[Excerpts from a figure dataset]
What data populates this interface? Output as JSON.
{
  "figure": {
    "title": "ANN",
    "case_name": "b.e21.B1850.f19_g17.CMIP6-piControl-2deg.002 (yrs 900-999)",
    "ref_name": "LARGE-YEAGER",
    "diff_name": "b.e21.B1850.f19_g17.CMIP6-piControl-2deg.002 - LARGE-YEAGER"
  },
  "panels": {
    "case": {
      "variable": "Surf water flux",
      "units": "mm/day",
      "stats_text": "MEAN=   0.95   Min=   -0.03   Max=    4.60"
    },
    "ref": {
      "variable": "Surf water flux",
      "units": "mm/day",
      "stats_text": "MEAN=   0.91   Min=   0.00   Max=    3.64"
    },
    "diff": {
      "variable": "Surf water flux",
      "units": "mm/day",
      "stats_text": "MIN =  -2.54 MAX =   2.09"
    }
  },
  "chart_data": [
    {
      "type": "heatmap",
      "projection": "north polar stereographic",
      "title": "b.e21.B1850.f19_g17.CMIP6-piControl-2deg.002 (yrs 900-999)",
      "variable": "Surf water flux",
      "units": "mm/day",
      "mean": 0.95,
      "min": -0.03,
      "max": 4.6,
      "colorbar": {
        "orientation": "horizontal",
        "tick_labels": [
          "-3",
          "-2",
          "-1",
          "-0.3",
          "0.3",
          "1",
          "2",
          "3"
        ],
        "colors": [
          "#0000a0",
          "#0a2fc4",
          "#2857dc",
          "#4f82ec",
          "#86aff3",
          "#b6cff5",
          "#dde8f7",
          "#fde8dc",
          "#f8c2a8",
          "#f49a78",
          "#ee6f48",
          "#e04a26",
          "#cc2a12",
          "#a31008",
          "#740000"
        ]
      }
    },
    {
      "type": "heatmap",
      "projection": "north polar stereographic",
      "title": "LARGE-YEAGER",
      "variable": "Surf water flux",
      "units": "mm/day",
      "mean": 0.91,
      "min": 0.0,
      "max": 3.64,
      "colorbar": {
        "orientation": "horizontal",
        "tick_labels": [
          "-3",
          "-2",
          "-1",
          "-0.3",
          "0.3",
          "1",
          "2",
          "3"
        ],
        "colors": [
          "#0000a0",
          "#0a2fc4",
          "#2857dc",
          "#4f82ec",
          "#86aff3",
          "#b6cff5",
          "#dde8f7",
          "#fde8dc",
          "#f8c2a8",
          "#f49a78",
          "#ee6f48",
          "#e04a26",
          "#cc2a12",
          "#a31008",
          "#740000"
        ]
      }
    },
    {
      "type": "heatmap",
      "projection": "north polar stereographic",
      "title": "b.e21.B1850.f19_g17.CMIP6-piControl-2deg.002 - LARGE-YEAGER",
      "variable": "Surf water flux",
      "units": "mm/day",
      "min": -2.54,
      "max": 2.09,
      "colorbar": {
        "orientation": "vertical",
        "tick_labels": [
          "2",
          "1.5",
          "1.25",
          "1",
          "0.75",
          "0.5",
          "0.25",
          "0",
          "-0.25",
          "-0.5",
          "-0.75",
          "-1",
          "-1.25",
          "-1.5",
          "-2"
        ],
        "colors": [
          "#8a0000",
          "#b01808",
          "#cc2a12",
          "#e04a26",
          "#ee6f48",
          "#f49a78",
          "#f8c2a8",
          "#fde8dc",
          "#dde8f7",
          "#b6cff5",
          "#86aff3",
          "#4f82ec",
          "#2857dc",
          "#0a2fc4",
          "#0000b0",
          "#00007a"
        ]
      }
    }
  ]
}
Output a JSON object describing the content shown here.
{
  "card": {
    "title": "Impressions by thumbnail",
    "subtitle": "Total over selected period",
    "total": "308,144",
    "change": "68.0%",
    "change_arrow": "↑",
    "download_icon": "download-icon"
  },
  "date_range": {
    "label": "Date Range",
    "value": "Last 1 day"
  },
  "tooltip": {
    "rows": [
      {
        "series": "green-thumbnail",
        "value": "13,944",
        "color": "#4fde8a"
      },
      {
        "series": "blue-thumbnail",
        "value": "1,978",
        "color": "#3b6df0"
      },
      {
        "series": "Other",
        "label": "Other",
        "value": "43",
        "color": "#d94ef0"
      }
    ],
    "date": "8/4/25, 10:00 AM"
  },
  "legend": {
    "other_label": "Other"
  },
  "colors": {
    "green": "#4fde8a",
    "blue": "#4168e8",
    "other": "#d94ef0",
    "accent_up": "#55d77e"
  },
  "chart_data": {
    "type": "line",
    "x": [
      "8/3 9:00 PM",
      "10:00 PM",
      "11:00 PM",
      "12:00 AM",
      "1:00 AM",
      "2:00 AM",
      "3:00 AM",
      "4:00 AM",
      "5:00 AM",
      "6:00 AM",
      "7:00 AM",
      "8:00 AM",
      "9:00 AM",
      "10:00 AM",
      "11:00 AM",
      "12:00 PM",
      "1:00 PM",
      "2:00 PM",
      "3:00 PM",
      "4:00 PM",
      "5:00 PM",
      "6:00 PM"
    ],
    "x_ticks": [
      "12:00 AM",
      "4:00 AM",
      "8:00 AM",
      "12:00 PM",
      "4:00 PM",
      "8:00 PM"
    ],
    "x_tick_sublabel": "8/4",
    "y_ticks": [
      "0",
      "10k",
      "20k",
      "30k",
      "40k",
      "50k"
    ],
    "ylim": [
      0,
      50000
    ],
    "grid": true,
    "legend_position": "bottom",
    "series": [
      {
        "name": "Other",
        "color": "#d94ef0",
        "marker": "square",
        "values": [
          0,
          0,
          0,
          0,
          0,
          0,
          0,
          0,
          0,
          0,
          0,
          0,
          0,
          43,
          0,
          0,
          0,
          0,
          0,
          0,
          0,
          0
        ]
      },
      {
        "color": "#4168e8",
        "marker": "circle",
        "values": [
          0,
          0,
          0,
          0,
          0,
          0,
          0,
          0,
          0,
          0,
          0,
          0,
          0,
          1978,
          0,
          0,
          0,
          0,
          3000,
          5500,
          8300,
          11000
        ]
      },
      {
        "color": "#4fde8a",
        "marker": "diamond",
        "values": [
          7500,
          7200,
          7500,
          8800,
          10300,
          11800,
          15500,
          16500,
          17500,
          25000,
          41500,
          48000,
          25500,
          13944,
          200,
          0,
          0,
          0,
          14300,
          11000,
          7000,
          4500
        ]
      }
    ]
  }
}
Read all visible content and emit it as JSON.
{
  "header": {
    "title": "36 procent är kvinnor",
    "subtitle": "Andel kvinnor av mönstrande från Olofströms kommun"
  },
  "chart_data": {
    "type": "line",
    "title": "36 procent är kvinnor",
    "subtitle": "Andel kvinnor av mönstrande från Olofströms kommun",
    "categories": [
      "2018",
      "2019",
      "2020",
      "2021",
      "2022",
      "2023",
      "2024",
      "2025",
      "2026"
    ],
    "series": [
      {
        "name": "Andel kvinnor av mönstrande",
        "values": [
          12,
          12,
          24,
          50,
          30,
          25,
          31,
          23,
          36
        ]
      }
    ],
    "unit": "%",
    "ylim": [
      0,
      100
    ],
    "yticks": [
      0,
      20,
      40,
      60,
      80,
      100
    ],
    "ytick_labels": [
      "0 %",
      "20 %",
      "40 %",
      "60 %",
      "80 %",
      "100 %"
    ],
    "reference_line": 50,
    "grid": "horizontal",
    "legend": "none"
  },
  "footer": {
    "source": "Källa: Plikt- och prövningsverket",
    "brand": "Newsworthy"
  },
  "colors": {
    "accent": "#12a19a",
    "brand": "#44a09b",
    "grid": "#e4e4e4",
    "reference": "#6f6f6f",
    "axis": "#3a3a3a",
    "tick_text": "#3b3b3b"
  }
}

**What needs to be done:** Using the data above, print every record exactly as shown.

**Written response:**
What data populates this interface? Output as JSON.
{
  "figure": {
    "title": "ANN",
    "case_name": "b.e21.B1850.f19_g17.CMIP6-piControl-2deg.002 (yrs 900-999)",
    "ref_name": "LARGE-YEAGER",
    "diff_name": "b.e21.B1850.f19_g17.CMIP6-piControl-2deg.002 - LARGE-YEAGER"
  },
  "panels": {
    "case": {
      "variable": "Surf water flux",
      "units": "mm/day",
      "stats_text": "MEAN=   0.95   Min=   -0.03   Max=    4.60"
    },
    "ref": {
      "variable": "Surf water flux",
      "units": "mm/day",
      "stats_text": "MEAN=   0.91   Min=   0.00   Max=    3.64"
    },
    "diff": {
      "variable": "Surf water flux",
      "units": "mm/day",
      "stats_text": "MIN =  -2.54 MAX =   2.09"
    }
  },
  "chart_data": [
    {
      "type": "heatmap",
      "projection": "north polar stereographic",
      "title": "b.e21.B1850.f19_g17.CMIP6-piControl-2deg.002 (yrs 900-999)",
      "variable": "Surf water flux",
      "units": "mm/day",
      "mean": 0.95,
      "min": -0.03,
      "max": 4.6,
      "colorbar": {
        "orientation": "horizontal",
        "tick_labels": [
          "-3",
          "-2",
          "-1",
          "-0.3",
          "0.3",
          "1",
          "2",
          "3"
        ],
        "colors": [
          "#0000a0",
          "#0a2fc4",
          "#2857dc",
          "#4f82ec",
          "#86aff3",
          "#b6cff5",
          "#dde8f7",
          "#fde8dc",
          "#f8c2a8",
          "#f49a78",
          "#ee6f48",
          "#e04a26",
          "#cc2a12",
          "#a31008",
          "#740000"
        ]
      }
    },
    {
      "type": "heatmap",
      "projection": "north polar stereographic",
      "title": "LARGE-YEAGER",
      "variable": "Surf water flux",
      "units": "mm/day",
      "mean": 0.91,
      "min": 0.0,
      "max": 3.64,
      "colorbar": {
        "orientation": "horizontal",
        "tick_labels": [
          "-3",
          "-2",
          "-1",
          "-0.3",
          "0.3",
          "1",
          "2",
          "3"
        ],
        "colors": [
          "#0000a0",
          "#0a2fc4",
          "#2857dc",
          "#4f82ec",
          "#86aff3",
          "#b6cff5",
          "#dde8f7",
          "#fde8dc",
          "#f8c2a8",
          "#f49a78",
          "#ee6f48",
          "#e04a26",
          "#cc2a12",
          "#a31008",
          "#740000"
        ]
      }
    },
    {
      "type": "heatmap",
      "projection": "north polar stereographic",
      "title": "b.e21.B1850.f19_g17.CMIP6-piControl-2deg.002 - LARGE-YEAGER",
      "variable": "Surf water flux",
      "units": "mm/day",
      "min": -2.54,
      "max": 2.09,
      "colorbar": {
        "orientation": "vertical",
        "tick_labels": [
          "2",
          "1.5",
          "1.25",
          "1",
          "0.75",
          "0.5",
          "0.25",
          "0",
          "-0.25",
          "-0.5",
          "-0.75",
          "-1",
          "-1.25",
          "-1.5",
          "-2"
        ],
        "colors": [
          "#8a0000",
          "#b01808",
          "#cc2a12",
          "#e04a26",
          "#ee6f48",
          "#f49a78",
          "#f8c2a8",
          "#fde8dc",
          "#dde8f7",
          "#b6cff5",
          "#86aff3",
          "#4f82ec",
          "#2857dc",
          "#0a2fc4",
          "#0000b0",
          "#00007a"
        ]
      }
    }
  ]
}
Output a JSON object describing the content shown here.
{
  "card": {
    "title": "Impressions by thumbnail",
    "subtitle": "Total over selected period",
    "total": "308,144",
    "change": "68.0%",
    "change_arrow": "↑",
    "download_icon": "download-icon"
  },
  "date_range": {
    "label": "Date Range",
    "value": "Last 1 day"
  },
  "tooltip": {
    "rows": [
      {
        "series": "green-thumbnail",
        "value": "13,944",
        "color": "#4fde8a"
      },
      {
        "series": "blue-thumbnail",
        "value": "1,978",
        "color": "#3b6df0"
      },
      {
        "series": "Other",
        "label": "Other",
        "value": "43",
        "color": "#d94ef0"
      }
    ],
    "date": "8/4/25, 10:00 AM"
  },
  "legend": {
    "other_label": "Other"
  },
  "colors": {
    "green": "#4fde8a",
    "blue": "#4168e8",
    "other": "#d94ef0",
    "accent_up": "#55d77e"
  },
  "chart_data": {
    "type": "line",
    "x": [
      "8/3 9:00 PM",
      "10:00 PM",
      "11:00 PM",
      "12:00 AM",
      "1:00 AM",
      "2:00 AM",
      "3:00 AM",
      "4:00 AM",
      "5:00 AM",
      "6:00 AM",
      "7:00 AM",
      "8:00 AM",
      "9:00 AM",
      "10:00 AM",
      "11:00 AM",
      "12:00 PM",
      "1:00 PM",
      "2:00 PM",
      "3:00 PM",
      "4:00 PM",
      "5:00 PM",
      "6:00 PM"
    ],
    "x_ticks": [
      "12:00 AM",
      "4:00 AM",
      "8:00 AM",
      "12:00 PM",
      "4:00 PM",
      "8:00 PM"
    ],
    "x_tick_sublabel": "8/4",
    "y_ticks": [
      "0",
      "10k",
      "20k",
      "30k",
      "40k",
      "50k"
    ],
    "ylim": [
      0,
      50000
    ],
    "grid": true,
    "legend_position": "bottom",
    "series": [
      {
        "name": "Other",
        "color": "#d94ef0",
        "marker": "square",
        "values": [
          0,
          0,
          0,
          0,
          0,
          0,
          0,
          0,
          0,
          0,
          0,
          0,
          0,
          43,
          0,
          0,
          0,
          0,
          0,
          0,
          0,
          0
        ]
      },
      {
        "color": "#4168e8",
        "marker": "circle",
        "values": [
          0,
          0,
          0,
          0,
          0,
          0,
          0,
          0,
          0,
          0,
          0,
          0,
          0,
          1978,
          0,
          0,
          0,
          0,
          3000,
          5500,
          8300,
          11000
        ]
      },
      {
        "color": "#4fde8a",
        "marker": "diamond",
        "values": [
          7500,
          7200,
          7500,
          8800,
          10300,
          11800,
          15500,
          16500,
          17500,
          25000,
          41500,
          48000,
          25500,
          13944,
          200,
          0,
          0,
          0,
          14300,
          11000,
          7000,
          4500
        ]
      }
    ]
  }
}
Read all visible content and emit it as JSON.
{
  "header": {
    "title": "36 procent är kvinnor",
    "subtitle": "Andel kvinnor av mönstrande från Olofströms kommun"
  },
  "chart_data": {
    "type": "line",
    "title": "36 procent är kvinnor",
    "subtitle": "Andel kvinnor av mönstrande från Olofströms kommun",
    "categories": [
      "2018",
      "2019",
      "2020",
      "2021",
      "2022",
      "2023",
      "2024",
      "2025",
      "2026"
    ],
    "series": [
      {
        "name": "Andel kvinnor av mönstrande",
        "values": [
          12,
          12,
          24,
          50,
          30,
          25,
          31,
          23,
          36
        ]
      }
    ],
    "unit": "%",
    "ylim": [
      0,
      100
    ],
    "yticks": [
      0,
      20,
      40,
      60,
      80,
      100
    ],
    "ytick_labels": [
      "0 %",
      "20 %",
      "40 %",
      "60 %",
      "80 %",
      "100 %"
    ],
    "reference_line": 50,
    "grid": "horizontal",
    "legend": "none"
  },
  "footer": {
    "source": "Källa: Plikt- och prövningsverket",
    "brand": "Newsworthy"
  },
  "colors": {
    "accent": "#12a19a",
    "brand": "#44a09b",
    "grid": "#e4e4e4",
    "reference": "#6f6f6f",
    "axis": "#3a3a3a",
    "tick_text": "#3b3b3b"
  }
}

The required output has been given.